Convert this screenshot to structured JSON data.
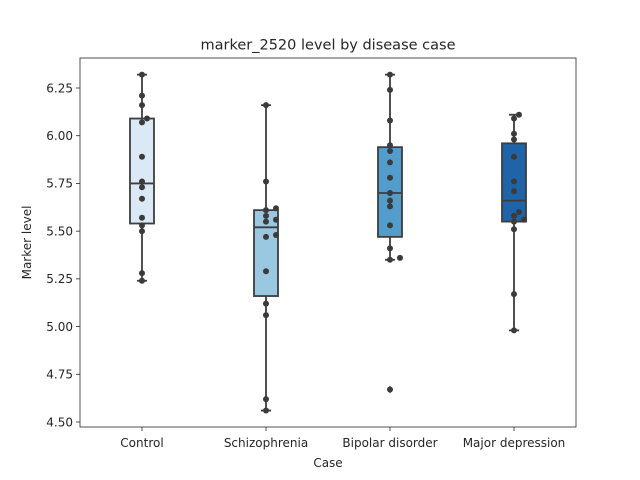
{
  "chart_data": {
    "type": "box",
    "title": "marker_2520 level by disease case",
    "xlabel": "Case",
    "ylabel": "Marker level",
    "ylim": [
      4.5,
      6.4
    ],
    "yticks": [
      "4.50",
      "4.75",
      "5.00",
      "5.25",
      "5.50",
      "5.75",
      "6.00",
      "6.25"
    ],
    "grid": false,
    "legend": "none",
    "categories": [
      "Control",
      "Schizophrenia",
      "Bipolar disorder",
      "Major depression"
    ],
    "colors": [
      "#dbe9f6",
      "#9ac8e0",
      "#529dcc",
      "#1f63a8"
    ],
    "boxes": [
      {
        "whisker_low": 5.24,
        "q1": 5.54,
        "median": 5.75,
        "q3": 6.09,
        "whisker_high": 6.32,
        "outliers": []
      },
      {
        "whisker_low": 4.56,
        "q1": 5.16,
        "median": 5.52,
        "q3": 5.61,
        "whisker_high": 6.16,
        "outliers": []
      },
      {
        "whisker_low": 5.35,
        "q1": 5.47,
        "median": 5.7,
        "q3": 5.94,
        "whisker_high": 6.32,
        "outliers": [
          4.67
        ]
      },
      {
        "whisker_low": 4.98,
        "q1": 5.55,
        "median": 5.66,
        "q3": 5.96,
        "whisker_high": 6.11,
        "outliers": []
      }
    ],
    "points": [
      [
        6.32,
        6.21,
        6.16,
        6.09,
        6.07,
        5.89,
        5.76,
        5.73,
        5.67,
        5.57,
        5.53,
        5.5,
        5.28,
        5.24
      ],
      [
        6.16,
        5.76,
        5.62,
        5.61,
        5.58,
        5.56,
        5.55,
        5.48,
        5.47,
        5.29,
        5.12,
        5.06,
        4.62,
        4.56
      ],
      [
        6.32,
        6.24,
        6.08,
        5.95,
        5.92,
        5.86,
        5.78,
        5.7,
        5.66,
        5.63,
        5.53,
        5.41,
        5.36,
        5.35,
        4.67
      ],
      [
        6.11,
        6.09,
        6.01,
        5.98,
        5.89,
        5.76,
        5.71,
        5.6,
        5.58,
        5.56,
        5.55,
        5.51,
        5.17,
        4.98
      ]
    ]
  }
}
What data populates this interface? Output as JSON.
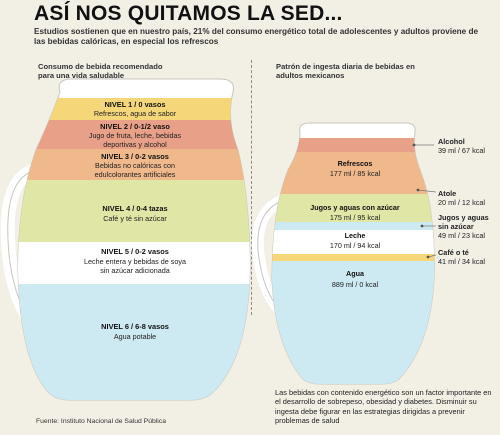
{
  "header": {
    "title": "ASÍ NOS QUITAMOS LA SED...",
    "subtitle": "Estudios sostienen que en nuestro país, 21% del consumo energético total de adolescentes y adultos proviene de las bebidas calóricas, en especial los refrescos"
  },
  "left_column": {
    "title": "Consumo de bebida recomendado para una vida saludable",
    "levels": [
      {
        "head": "NIVEL 1 / 0 vasos",
        "lines": [
          "Refrescos, agua de sabor"
        ],
        "color": "#f5d77a"
      },
      {
        "head": "NIVEL 2 / 0-1/2 vaso",
        "lines": [
          "Jugo de fruta, leche, bebidas",
          "deportivas y alcohol"
        ],
        "color": "#e8a188"
      },
      {
        "head": "NIVEL 3 / 0-2 vasos",
        "lines": [
          "Bebidas no calóricas con",
          "edulcolorantes artificiales"
        ],
        "color": "#f0b98c"
      },
      {
        "head": "NIVEL 4 / 0-4 tazas",
        "lines": [
          "Café y té sin azúcar"
        ],
        "color": "#e0e6a6"
      },
      {
        "head": "NIVEL 5 / 0-2 vasos",
        "lines": [
          "Leche entera y bebidas de soya",
          "sin azúcar adicionada"
        ],
        "color": "#ffffff"
      },
      {
        "head": "NIVEL 6 / 6-8 vasos",
        "lines": [
          "Agua potable"
        ],
        "color": "#cde9f2"
      }
    ]
  },
  "right_column": {
    "title": "Patrón de ingesta diaria de bebidas en adultos mexicanos",
    "inside": [
      {
        "name": "Refrescos",
        "value": "177 ml / 85 kcal"
      },
      {
        "name": "Jugos y aguas con azúcar",
        "value": "175 ml / 95 kcal"
      },
      {
        "name": "Leche",
        "value": "170 ml / 94 kcal"
      },
      {
        "name": "Agua",
        "value": "889 ml / 0 kcal"
      }
    ],
    "outside": [
      {
        "name": "Alcohol",
        "value": "39 ml / 67 kcal"
      },
      {
        "name": "Atole",
        "value": "20 ml / 12 kcal"
      },
      {
        "name": "Jugos y aguas sin azúcar",
        "value": "49 ml / 23 kcal"
      },
      {
        "name": "Café o té",
        "value": "41 ml / 34 kcal"
      }
    ],
    "colors": {
      "alcohol": "#e8a188",
      "refrescos": "#f0b98c",
      "atole": "#f0b98c",
      "jugos_con": "#e0e6a6",
      "jugos_sin": "#cde9f2",
      "leche": "#ffffff",
      "cafe": "#f5d77a",
      "agua": "#cde9f2"
    }
  },
  "note": "Las bebidas con contenido energético son un factor importante en el desarrollo de sobrepeso, obesidad y diabetes. Disminuir su ingesta debe  figurar en las estrategias dirigidas a prevenir problemas de salud",
  "source": "Fuente: Instituto Nacional de Salud Pública"
}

☆ ☆ ☆

* PROMPT:
Retype the records exactly. Any image in them should not appear in what you write.

* EXERCISE OUTPUT:
Convert this screenshot to structured JSON data.
{
  "chart_data": {
    "type": "box",
    "title": "marker_2520 level by disease case",
    "xlabel": "Case",
    "ylabel": "Marker level",
    "ylim": [
      4.5,
      6.4
    ],
    "yticks": [
      "4.50",
      "4.75",
      "5.00",
      "5.25",
      "5.50",
      "5.75",
      "6.00",
      "6.25"
    ],
    "grid": false,
    "legend": "none",
    "categories": [
      "Control",
      "Schizophrenia",
      "Bipolar disorder",
      "Major depression"
    ],
    "colors": [
      "#dbe9f6",
      "#9ac8e0",
      "#529dcc",
      "#1f63a8"
    ],
    "boxes": [
      {
        "whisker_low": 5.24,
        "q1": 5.54,
        "median": 5.75,
        "q3": 6.09,
        "whisker_high": 6.32,
        "outliers": []
      },
      {
        "whisker_low": 4.56,
        "q1": 5.16,
        "median": 5.52,
        "q3": 5.61,
        "whisker_high": 6.16,
        "outliers": []
      },
      {
        "whisker_low": 5.35,
        "q1": 5.47,
        "median": 5.7,
        "q3": 5.94,
        "whisker_high": 6.32,
        "outliers": [
          4.67
        ]
      },
      {
        "whisker_low": 4.98,
        "q1": 5.55,
        "median": 5.66,
        "q3": 5.96,
        "whisker_high": 6.11,
        "outliers": []
      }
    ],
    "points": [
      [
        6.32,
        6.21,
        6.16,
        6.09,
        6.07,
        5.89,
        5.76,
        5.73,
        5.67,
        5.57,
        5.53,
        5.5,
        5.28,
        5.24
      ],
      [
        6.16,
        5.76,
        5.62,
        5.61,
        5.58,
        5.56,
        5.55,
        5.48,
        5.47,
        5.29,
        5.12,
        5.06,
        4.62,
        4.56
      ],
      [
        6.32,
        6.24,
        6.08,
        5.95,
        5.92,
        5.86,
        5.78,
        5.7,
        5.66,
        5.63,
        5.53,
        5.41,
        5.36,
        5.35,
        4.67
      ],
      [
        6.11,
        6.09,
        6.01,
        5.98,
        5.89,
        5.76,
        5.71,
        5.6,
        5.58,
        5.56,
        5.55,
        5.51,
        5.17,
        4.98
      ]
    ]
  }
}
What data populates this interface? Output as JSON.
{
  "header": {
    "title": "ASÍ NOS QUITAMOS LA SED...",
    "subtitle": "Estudios sostienen que en nuestro país, 21% del consumo energético total de adolescentes y adultos proviene de las bebidas calóricas, en especial los refrescos"
  },
  "left_column": {
    "title": "Consumo de bebida recomendado para una vida saludable",
    "levels": [
      {
        "head": "NIVEL 1 / 0 vasos",
        "lines": [
          "Refrescos, agua de sabor"
        ],
        "color": "#f5d77a"
      },
      {
        "head": "NIVEL 2 / 0-1/2 vaso",
        "lines": [
          "Jugo de fruta, leche, bebidas",
          "deportivas y alcohol"
        ],
        "color": "#e8a188"
      },
      {
        "head": "NIVEL 3 / 0-2 vasos",
        "lines": [
          "Bebidas no calóricas con",
          "edulcolorantes artificiales"
        ],
        "color": "#f0b98c"
      },
      {
        "head": "NIVEL 4 / 0-4 tazas",
        "lines": [
          "Café y té sin azúcar"
        ],
        "color": "#e0e6a6"
      },
      {
        "head": "NIVEL 5 / 0-2 vasos",
        "lines": [
          "Leche entera y bebidas de soya",
          "sin azúcar adicionada"
        ],
        "color": "#ffffff"
      },
      {
        "head": "NIVEL 6 / 6-8 vasos",
        "lines": [
          "Agua potable"
        ],
        "color": "#cde9f2"
      }
    ]
  },
  "right_column": {
    "title": "Patrón de ingesta diaria de bebidas en adultos mexicanos",
    "inside": [
      {
        "name": "Refrescos",
        "value": "177 ml / 85 kcal"
      },
      {
        "name": "Jugos y aguas con azúcar",
        "value": "175 ml / 95 kcal"
      },
      {
        "name": "Leche",
        "value": "170 ml / 94 kcal"
      },
      {
        "name": "Agua",
        "value": "889 ml / 0 kcal"
      }
    ],
    "outside": [
      {
        "name": "Alcohol",
        "value": "39 ml / 67 kcal"
      },
      {
        "name": "Atole",
        "value": "20 ml / 12 kcal"
      },
      {
        "name": "Jugos y aguas sin azúcar",
        "value": "49 ml / 23 kcal"
      },
      {
        "name": "Café o té",
        "value": "41 ml / 34 kcal"
      }
    ],
    "colors": {
      "alcohol": "#e8a188",
      "refrescos": "#f0b98c",
      "atole": "#f0b98c",
      "jugos_con": "#e0e6a6",
      "jugos_sin": "#cde9f2",
      "leche": "#ffffff",
      "cafe": "#f5d77a",
      "agua": "#cde9f2"
    }
  },
  "note": "Las bebidas con contenido energético son un factor importante en el desarrollo de sobrepeso, obesidad y diabetes. Disminuir su ingesta debe  figurar en las estrategias dirigidas a prevenir problemas de salud",
  "source": "Fuente: Instituto Nacional de Salud Pública"
}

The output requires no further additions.